■ **TASK TO COMPLETE**: In the listing below, pick out lines with "capacity".

■ **ITEMS**:
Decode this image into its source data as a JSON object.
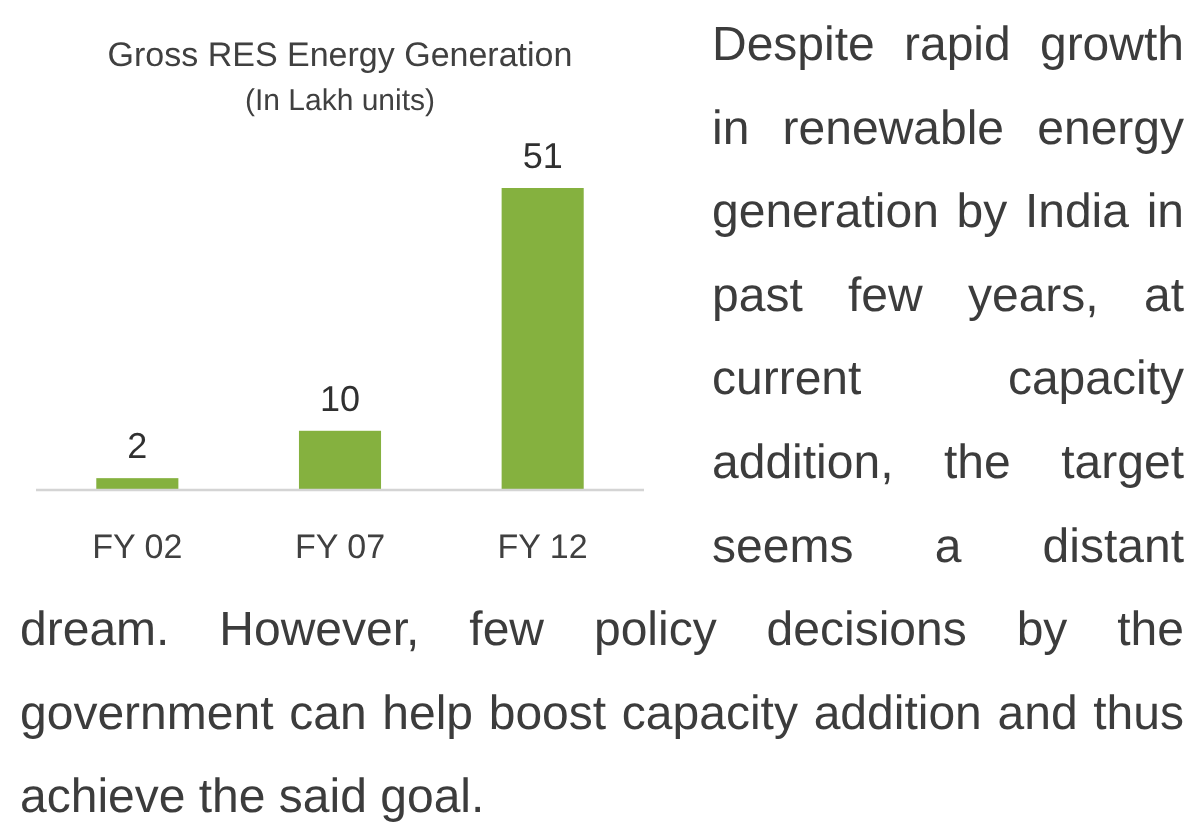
{
  "chart_data": {
    "type": "bar",
    "title": "Gross RES Energy Generation",
    "subtitle": "(In Lakh units)",
    "categories": [
      "FY 02",
      "FY 07",
      "FY 12"
    ],
    "values": [
      2,
      10,
      51
    ],
    "color": "#85b13f",
    "data_labels": true,
    "annotations": [
      "Despite rapid growth in renewable energy generation by India in past few years, at current capacity addition, the target seems a distant",
      "dream. However, few policy decisions by the government can help boost capacity addition and thus achieve the said goal."
    ]
  }
}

■ **FULL RESPONSE**:
      "Despite rapid growth in renewable energy generation by India in past few years, at current capacity addition, the target seems a distant",
      "dream. However, few policy decisions by the government can help boost capacity addition and thus achieve the said goal."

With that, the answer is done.